::: Records for the task

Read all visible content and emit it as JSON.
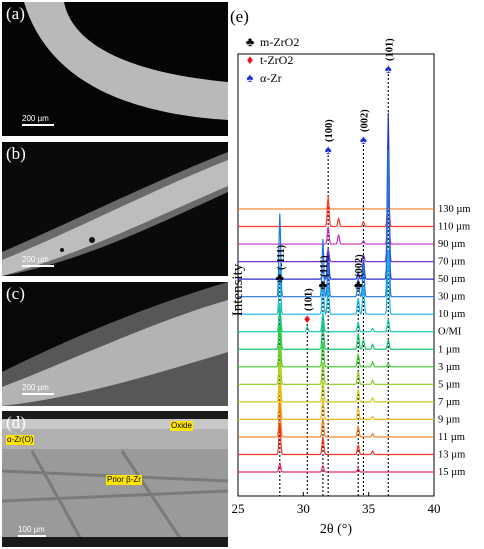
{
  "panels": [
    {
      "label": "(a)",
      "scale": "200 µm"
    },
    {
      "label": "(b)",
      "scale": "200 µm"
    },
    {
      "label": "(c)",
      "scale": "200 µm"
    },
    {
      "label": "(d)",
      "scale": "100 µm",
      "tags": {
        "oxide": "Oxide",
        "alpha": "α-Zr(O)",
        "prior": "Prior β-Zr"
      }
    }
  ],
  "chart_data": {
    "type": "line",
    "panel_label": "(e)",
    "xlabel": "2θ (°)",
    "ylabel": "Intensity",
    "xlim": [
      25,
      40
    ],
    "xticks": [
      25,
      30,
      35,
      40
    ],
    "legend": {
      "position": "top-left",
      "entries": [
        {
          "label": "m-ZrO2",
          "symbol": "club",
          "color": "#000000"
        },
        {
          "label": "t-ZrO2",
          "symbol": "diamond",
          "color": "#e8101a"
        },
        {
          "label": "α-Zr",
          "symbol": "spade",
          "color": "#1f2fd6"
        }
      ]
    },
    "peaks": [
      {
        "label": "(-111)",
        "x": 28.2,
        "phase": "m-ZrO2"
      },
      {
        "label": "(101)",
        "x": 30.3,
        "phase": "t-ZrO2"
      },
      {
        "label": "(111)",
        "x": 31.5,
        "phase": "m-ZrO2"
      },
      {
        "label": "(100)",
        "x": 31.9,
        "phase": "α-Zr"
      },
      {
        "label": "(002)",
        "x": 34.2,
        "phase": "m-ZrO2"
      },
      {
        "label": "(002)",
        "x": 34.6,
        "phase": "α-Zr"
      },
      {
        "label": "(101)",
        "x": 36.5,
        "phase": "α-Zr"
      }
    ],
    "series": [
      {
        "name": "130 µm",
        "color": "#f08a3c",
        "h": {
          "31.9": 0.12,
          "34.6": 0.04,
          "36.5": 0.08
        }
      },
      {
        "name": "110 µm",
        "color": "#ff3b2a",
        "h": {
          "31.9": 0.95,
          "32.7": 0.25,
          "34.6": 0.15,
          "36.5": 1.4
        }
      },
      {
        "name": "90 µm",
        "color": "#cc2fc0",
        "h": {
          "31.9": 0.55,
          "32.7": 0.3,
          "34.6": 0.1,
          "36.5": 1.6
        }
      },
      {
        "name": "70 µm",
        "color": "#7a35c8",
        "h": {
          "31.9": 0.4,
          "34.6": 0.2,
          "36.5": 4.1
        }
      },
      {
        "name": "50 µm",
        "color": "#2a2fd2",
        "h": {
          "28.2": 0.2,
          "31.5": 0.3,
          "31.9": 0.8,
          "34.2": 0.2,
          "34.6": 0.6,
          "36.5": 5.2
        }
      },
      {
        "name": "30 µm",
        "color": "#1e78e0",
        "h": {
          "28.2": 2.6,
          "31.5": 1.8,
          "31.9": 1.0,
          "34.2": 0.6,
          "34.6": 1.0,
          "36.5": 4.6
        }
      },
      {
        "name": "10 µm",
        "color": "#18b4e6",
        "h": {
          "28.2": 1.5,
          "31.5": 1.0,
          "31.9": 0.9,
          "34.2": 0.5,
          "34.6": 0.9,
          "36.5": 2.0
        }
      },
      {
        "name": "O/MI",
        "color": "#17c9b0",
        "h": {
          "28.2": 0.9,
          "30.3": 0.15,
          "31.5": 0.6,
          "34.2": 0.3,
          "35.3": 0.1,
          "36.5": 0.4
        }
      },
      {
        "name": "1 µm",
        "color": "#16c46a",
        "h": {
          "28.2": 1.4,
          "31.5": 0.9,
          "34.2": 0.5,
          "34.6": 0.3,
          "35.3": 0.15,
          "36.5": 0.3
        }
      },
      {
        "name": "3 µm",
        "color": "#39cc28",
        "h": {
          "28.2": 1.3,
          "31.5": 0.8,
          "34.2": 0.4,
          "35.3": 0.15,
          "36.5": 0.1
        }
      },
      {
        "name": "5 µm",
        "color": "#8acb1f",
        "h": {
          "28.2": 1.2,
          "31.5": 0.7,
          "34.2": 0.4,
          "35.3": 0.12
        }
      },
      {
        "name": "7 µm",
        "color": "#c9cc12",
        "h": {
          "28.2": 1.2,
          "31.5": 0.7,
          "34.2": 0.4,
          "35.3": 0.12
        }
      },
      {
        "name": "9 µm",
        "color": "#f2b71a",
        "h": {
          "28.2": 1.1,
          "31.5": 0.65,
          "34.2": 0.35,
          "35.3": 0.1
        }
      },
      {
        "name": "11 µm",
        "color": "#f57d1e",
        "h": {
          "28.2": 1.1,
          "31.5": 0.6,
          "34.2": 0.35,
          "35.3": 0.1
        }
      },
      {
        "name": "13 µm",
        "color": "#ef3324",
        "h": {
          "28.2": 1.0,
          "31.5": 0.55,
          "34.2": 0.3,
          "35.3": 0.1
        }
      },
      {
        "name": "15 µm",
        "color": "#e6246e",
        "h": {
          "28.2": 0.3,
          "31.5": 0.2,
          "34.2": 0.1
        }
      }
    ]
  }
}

::::::
::: Records for the task

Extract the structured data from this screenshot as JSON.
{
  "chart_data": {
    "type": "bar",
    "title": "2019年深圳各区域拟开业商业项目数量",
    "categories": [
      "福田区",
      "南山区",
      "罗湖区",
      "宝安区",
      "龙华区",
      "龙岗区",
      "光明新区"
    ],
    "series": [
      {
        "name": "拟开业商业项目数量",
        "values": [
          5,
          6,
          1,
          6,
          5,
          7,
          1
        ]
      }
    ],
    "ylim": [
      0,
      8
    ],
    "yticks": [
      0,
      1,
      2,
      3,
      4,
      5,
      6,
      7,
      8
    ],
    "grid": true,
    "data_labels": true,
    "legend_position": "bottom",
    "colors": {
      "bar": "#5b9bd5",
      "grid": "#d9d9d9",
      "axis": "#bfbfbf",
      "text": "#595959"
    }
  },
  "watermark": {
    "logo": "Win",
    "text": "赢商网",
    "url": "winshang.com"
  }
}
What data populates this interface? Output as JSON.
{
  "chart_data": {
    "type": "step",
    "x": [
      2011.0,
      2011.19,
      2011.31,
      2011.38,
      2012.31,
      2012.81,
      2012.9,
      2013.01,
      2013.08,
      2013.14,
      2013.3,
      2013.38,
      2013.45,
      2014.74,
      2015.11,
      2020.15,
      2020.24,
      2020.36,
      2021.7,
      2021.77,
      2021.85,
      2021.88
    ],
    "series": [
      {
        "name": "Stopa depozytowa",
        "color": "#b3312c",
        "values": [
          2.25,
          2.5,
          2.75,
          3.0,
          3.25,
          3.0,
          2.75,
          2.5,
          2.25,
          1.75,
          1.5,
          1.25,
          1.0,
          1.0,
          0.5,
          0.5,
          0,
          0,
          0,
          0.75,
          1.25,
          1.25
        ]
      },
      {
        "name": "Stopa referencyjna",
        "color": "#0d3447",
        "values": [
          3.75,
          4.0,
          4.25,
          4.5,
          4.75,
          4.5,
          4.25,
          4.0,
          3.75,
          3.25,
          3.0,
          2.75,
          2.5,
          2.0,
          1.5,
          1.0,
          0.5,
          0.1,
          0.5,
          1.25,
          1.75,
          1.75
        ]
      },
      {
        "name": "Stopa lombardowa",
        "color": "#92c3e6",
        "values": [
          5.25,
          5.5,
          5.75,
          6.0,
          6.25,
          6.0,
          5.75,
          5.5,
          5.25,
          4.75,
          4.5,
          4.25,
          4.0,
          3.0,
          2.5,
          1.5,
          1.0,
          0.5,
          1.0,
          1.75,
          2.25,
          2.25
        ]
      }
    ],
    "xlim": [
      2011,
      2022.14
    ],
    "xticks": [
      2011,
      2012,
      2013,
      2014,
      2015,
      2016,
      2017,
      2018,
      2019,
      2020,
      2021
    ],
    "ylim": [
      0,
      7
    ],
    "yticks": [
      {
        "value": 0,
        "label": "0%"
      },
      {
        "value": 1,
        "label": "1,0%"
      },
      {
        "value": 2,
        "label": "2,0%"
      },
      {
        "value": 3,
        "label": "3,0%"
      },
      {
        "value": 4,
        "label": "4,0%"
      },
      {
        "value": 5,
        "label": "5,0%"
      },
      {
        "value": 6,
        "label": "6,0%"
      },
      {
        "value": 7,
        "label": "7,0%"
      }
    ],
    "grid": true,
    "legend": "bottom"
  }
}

::::::
::: Records for the task

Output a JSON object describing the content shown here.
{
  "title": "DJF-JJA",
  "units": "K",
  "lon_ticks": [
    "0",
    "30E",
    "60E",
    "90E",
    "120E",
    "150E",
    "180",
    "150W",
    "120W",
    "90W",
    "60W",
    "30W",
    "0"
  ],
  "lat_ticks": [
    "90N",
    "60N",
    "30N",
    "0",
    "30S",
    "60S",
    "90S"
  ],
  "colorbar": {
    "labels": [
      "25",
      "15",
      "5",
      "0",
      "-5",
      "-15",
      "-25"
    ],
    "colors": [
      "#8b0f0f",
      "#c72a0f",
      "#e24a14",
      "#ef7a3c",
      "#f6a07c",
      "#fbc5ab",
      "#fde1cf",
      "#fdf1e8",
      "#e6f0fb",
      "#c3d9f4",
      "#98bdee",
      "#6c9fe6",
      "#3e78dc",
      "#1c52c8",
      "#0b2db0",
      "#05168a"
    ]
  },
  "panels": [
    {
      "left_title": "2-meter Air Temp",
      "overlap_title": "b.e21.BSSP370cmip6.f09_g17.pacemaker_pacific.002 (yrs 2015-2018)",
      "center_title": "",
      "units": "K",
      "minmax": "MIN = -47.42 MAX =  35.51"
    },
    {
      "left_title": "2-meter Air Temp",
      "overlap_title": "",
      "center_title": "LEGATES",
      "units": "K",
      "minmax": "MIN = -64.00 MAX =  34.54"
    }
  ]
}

::::::

## What is asked
Report how many lines of the records above contain the word "minmax", giving only the number.

## Response to this task
2